Gather all lines with the word "Situation" in them.

— start GIVEN RECORDS —

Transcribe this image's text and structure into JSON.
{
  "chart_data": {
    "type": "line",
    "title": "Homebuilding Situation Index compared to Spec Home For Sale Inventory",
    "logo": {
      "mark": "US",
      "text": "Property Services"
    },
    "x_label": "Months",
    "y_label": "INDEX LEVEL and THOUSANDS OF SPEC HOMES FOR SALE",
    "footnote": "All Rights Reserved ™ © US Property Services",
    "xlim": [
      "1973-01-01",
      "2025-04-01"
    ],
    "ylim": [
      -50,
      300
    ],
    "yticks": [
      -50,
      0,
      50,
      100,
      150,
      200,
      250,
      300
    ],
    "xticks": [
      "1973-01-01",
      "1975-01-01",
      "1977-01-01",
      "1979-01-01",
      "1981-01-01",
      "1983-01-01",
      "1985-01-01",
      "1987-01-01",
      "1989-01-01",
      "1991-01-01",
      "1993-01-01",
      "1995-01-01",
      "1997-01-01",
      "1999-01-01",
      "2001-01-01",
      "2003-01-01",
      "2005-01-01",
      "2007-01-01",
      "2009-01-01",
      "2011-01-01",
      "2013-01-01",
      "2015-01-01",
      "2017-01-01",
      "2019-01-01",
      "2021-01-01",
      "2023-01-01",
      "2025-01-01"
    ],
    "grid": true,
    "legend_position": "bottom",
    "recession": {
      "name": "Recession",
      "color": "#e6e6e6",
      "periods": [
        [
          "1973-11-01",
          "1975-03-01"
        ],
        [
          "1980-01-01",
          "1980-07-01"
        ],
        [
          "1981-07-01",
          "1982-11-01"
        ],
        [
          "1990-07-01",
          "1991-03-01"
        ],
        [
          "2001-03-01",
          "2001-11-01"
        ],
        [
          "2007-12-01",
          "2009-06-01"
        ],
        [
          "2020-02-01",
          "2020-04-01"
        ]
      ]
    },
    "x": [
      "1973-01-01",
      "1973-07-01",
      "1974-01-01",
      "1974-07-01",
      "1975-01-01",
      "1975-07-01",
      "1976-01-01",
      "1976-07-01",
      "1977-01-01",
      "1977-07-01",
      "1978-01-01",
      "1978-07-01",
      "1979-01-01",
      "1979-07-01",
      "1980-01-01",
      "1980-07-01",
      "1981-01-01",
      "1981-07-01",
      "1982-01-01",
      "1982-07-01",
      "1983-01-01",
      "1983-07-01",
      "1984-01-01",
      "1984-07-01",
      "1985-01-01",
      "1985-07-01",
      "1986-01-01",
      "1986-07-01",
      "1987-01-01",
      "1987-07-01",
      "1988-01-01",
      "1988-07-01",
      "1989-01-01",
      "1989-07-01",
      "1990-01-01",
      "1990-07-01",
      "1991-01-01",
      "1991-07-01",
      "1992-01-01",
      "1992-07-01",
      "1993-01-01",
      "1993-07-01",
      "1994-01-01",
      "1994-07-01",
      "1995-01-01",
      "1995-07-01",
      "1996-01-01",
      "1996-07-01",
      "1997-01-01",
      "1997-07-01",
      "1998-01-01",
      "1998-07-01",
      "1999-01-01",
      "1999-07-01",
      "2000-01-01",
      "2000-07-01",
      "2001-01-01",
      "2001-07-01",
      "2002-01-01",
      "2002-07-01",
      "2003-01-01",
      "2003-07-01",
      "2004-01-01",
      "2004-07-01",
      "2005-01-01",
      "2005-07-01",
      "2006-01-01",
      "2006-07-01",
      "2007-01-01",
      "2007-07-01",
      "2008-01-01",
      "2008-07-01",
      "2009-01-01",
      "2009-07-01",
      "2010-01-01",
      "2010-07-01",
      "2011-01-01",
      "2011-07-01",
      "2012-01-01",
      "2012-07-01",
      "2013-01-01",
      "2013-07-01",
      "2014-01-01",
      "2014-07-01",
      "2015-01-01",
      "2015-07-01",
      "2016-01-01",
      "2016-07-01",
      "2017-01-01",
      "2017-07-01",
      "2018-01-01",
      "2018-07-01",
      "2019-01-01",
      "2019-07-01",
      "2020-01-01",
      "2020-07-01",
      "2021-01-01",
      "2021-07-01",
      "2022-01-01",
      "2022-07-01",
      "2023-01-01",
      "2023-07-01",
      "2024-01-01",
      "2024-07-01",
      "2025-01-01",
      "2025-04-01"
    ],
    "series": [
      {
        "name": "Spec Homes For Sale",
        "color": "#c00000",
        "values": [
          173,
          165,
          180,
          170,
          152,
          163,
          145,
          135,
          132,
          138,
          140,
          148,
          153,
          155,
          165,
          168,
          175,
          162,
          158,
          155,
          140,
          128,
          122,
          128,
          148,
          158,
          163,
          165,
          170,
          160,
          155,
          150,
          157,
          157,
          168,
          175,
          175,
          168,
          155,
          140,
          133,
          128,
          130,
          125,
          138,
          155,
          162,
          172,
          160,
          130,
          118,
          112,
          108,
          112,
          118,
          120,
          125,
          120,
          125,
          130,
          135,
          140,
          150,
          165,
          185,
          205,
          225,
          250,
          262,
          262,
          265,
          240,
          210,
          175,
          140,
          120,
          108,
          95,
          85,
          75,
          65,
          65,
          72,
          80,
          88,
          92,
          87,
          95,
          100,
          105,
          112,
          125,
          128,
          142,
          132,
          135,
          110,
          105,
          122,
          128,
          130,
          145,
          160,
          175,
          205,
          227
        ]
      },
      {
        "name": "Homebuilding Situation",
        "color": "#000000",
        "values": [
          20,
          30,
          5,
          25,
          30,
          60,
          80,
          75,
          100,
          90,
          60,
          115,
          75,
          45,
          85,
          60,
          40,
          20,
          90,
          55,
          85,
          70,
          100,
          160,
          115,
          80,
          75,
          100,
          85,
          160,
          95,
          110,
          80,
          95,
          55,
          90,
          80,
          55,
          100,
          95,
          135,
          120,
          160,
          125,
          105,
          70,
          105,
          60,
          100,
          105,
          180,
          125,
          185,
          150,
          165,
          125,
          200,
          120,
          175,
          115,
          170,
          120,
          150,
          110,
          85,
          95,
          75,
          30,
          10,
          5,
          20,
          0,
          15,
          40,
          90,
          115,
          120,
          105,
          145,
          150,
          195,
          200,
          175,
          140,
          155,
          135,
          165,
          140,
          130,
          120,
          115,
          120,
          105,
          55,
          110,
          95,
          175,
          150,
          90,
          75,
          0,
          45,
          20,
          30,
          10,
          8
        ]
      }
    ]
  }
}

— end GIVEN RECORDS —

THE SOLUTION:
    "title": "Homebuilding Situation Index compared to Spec Home For Sale Inventory",
        "name": "Homebuilding Situation",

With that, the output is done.